- [Material shown]
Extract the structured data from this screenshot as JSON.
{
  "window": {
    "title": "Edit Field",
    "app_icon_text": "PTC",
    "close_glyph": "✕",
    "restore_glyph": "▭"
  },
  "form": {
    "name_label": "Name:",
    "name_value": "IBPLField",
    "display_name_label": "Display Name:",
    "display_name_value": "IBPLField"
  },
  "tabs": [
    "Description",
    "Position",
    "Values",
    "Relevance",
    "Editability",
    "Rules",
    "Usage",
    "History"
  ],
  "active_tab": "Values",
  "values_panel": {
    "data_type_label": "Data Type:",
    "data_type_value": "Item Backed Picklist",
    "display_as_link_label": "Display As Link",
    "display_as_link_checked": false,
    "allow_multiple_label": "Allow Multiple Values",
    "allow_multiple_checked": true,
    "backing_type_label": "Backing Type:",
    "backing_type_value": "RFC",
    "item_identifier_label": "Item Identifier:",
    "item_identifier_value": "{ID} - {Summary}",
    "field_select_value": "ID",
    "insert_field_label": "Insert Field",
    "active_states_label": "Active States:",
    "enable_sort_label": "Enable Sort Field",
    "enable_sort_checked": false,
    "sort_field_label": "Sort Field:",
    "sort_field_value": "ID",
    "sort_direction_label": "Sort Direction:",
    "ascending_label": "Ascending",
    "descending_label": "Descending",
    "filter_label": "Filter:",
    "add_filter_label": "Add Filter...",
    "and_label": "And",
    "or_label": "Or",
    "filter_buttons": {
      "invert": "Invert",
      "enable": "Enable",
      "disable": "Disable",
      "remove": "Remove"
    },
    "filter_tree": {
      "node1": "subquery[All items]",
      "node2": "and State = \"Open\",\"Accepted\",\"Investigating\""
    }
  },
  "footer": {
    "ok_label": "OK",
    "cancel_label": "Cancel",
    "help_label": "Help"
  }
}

- [Requirements] Restate all of the entries exactly, please.

- [Answer in full]
Extract the structured data from this screenshot as JSON.
{
  "window": {
    "title": "Edit Field",
    "app_icon_text": "PTC",
    "close_glyph": "✕",
    "restore_glyph": "▭"
  },
  "form": {
    "name_label": "Name:",
    "name_value": "IBPLField",
    "display_name_label": "Display Name:",
    "display_name_value": "IBPLField"
  },
  "tabs": [
    "Description",
    "Position",
    "Values",
    "Relevance",
    "Editability",
    "Rules",
    "Usage",
    "History"
  ],
  "active_tab": "Values",
  "values_panel": {
    "data_type_label": "Data Type:",
    "data_type_value": "Item Backed Picklist",
    "display_as_link_label": "Display As Link",
    "display_as_link_checked": false,
    "allow_multiple_label": "Allow Multiple Values",
    "allow_multiple_checked": true,
    "backing_type_label": "Backing Type:",
    "backing_type_value": "RFC",
    "item_identifier_label": "Item Identifier:",
    "item_identifier_value": "{ID} - {Summary}",
    "field_select_value": "ID",
    "insert_field_label": "Insert Field",
    "active_states_label": "Active States:",
    "enable_sort_label": "Enable Sort Field",
    "enable_sort_checked": false,
    "sort_field_label": "Sort Field:",
    "sort_field_value": "ID",
    "sort_direction_label": "Sort Direction:",
    "ascending_label": "Ascending",
    "descending_label": "Descending",
    "filter_label": "Filter:",
    "add_filter_label": "Add Filter...",
    "and_label": "And",
    "or_label": "Or",
    "filter_buttons": {
      "invert": "Invert",
      "enable": "Enable",
      "disable": "Disable",
      "remove": "Remove"
    },
    "filter_tree": {
      "node1": "subquery[All items]",
      "node2": "and State = \"Open\",\"Accepted\",\"Investigating\""
    }
  },
  "footer": {
    "ok_label": "OK",
    "cancel_label": "Cancel",
    "help_label": "Help"
  }
}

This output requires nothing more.